== DIRECTIVE ==
Every line below should be copied exactly; drop the pictures.

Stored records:

════════════════════

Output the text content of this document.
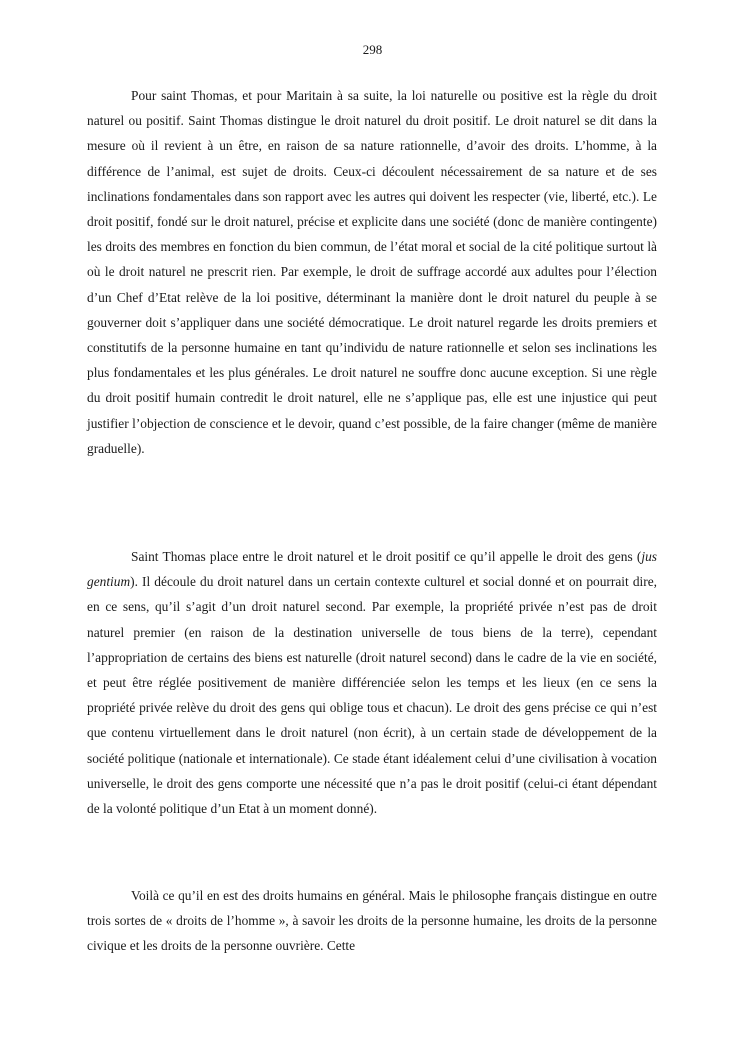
298

Pour saint Thomas, et pour Maritain à sa suite, la loi naturelle ou positive est la règle du droit naturel ou positif. Saint Thomas distingue le droit naturel du droit positif. Le droit naturel se dit dans la mesure où il revient à un être, en raison de sa nature rationnelle, d’avoir des droits. L’homme, à la différence de l’animal, est sujet de droits. Ceux-ci découlent nécessairement de sa nature et de ses inclinations fondamentales dans son rapport avec les autres qui doivent les respecter (vie, liberté, etc.). Le droit positif, fondé sur le droit naturel, précise et explicite dans une société (donc de manière contingente) les droits des membres en fonction du bien commun, de l’état moral et social de la cité politique surtout là où le droit naturel ne prescrit rien. Par exemple, le droit de suffrage accordé aux adultes pour l’élection d’un Chef d’Etat relève de la loi positive, déterminant la manière dont le droit naturel du peuple à se gouverner doit s’appliquer dans une société démocratique. Le droit naturel regarde les droits premiers et constitutifs de la personne humaine en tant qu’individu de nature rationnelle et selon ses inclinations les plus fondamentales et les plus générales. Le droit naturel ne souffre donc aucune exception. Si une règle du droit positif humain contredit le droit naturel, elle ne s’applique pas, elle est une injustice qui peut justifier l’objection de conscience et le devoir, quand c’est possible, de la faire changer (même de manière graduelle).

Saint Thomas place entre le droit naturel et le droit positif ce qu’il appelle le droit des gens (jus gentium). Il découle du droit naturel dans un certain contexte culturel et social donné et on pourrait dire, en ce sens, qu’il s’agit d’un droit naturel second. Par exemple, la propriété privée n’est pas de droit naturel premier (en raison de la destination universelle de tous biens de la terre), cependant l’appropriation de certains des biens est naturelle (droit naturel second) dans le cadre de la vie en société, et peut être réglée positivement de manière différenciée selon les temps et les lieux (en ce sens la propriété privée relève du droit des gens qui oblige tous et chacun). Le droit des gens précise ce qui n’est que contenu virtuellement dans le droit naturel (non écrit), à un certain stade de développement de la société politique (nationale et internationale). Ce stade étant idéalement celui d’une civilisation à vocation universelle, le droit des gens comporte une nécessité que n’a pas le droit positif (celui-ci étant dépendant de la volonté politique d’un Etat à un moment donné).

Voilà ce qu’il en est des droits humains en général. Mais le philosophe français distingue en outre trois sortes de « droits de l’homme », à savoir les droits de la personne humaine, les droits de la personne civique et les droits de la personne ouvrière. Cette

════════════════════

== TASK OUTPUT ==
Output the text content of this document.
298

Pour saint Thomas, et pour Maritain à sa suite, la loi naturelle ou positive est la règle du droit naturel ou positif. Saint Thomas distingue le droit naturel du droit positif. Le droit naturel se dit dans la mesure où il revient à un être, en raison de sa nature rationnelle, d’avoir des droits. L’homme, à la différence de l’animal, est sujet de droits. Ceux-ci découlent nécessairement de sa nature et de ses inclinations fondamentales dans son rapport avec les autres qui doivent les respecter (vie, liberté, etc.). Le droit positif, fondé sur le droit naturel, précise et explicite dans une société (donc de manière contingente) les droits des membres en fonction du bien commun, de l’état moral et social de la cité politique surtout là où le droit naturel ne prescrit rien. Par exemple, le droit de suffrage accordé aux adultes pour l’élection d’un Chef d’Etat relève de la loi positive, déterminant la manière dont le droit naturel du peuple à se gouverner doit s’appliquer dans une société démocratique. Le droit naturel regarde les droits premiers et constitutifs de la personne humaine en tant qu’individu de nature rationnelle et selon ses inclinations les plus fondamentales et les plus générales. Le droit naturel ne souffre donc aucune exception. Si une règle du droit positif humain contredit le droit naturel, elle ne s’applique pas, elle est une injustice qui peut justifier l’objection de conscience et le devoir, quand c’est possible, de la faire changer (même de manière graduelle).

Saint Thomas place entre le droit naturel et le droit positif ce qu’il appelle le droit des gens (jus gentium). Il découle du droit naturel dans un certain contexte culturel et social donné et on pourrait dire, en ce sens, qu’il s’agit d’un droit naturel second. Par exemple, la propriété privée n’est pas de droit naturel premier (en raison de la destination universelle de tous biens de la terre), cependant l’appropriation de certains des biens est naturelle (droit naturel second) dans le cadre de la vie en société, et peut être réglée positivement de manière différenciée selon les temps et les lieux (en ce sens la propriété privée relève du droit des gens qui oblige tous et chacun). Le droit des gens précise ce qui n’est que contenu virtuellement dans le droit naturel (non écrit), à un certain stade de développement de la société politique (nationale et internationale). Ce stade étant idéalement celui d’une civilisation à vocation universelle, le droit des gens comporte une nécessité que n’a pas le droit positif (celui-ci étant dépendant de la volonté politique d’un Etat à un moment donné).

Voilà ce qu’il en est des droits humains en général. Mais le philosophe français distingue en outre trois sortes de « droits de l’homme », à savoir les droits de la personne humaine, les droits de la personne civique et les droits de la personne ouvrière. Cette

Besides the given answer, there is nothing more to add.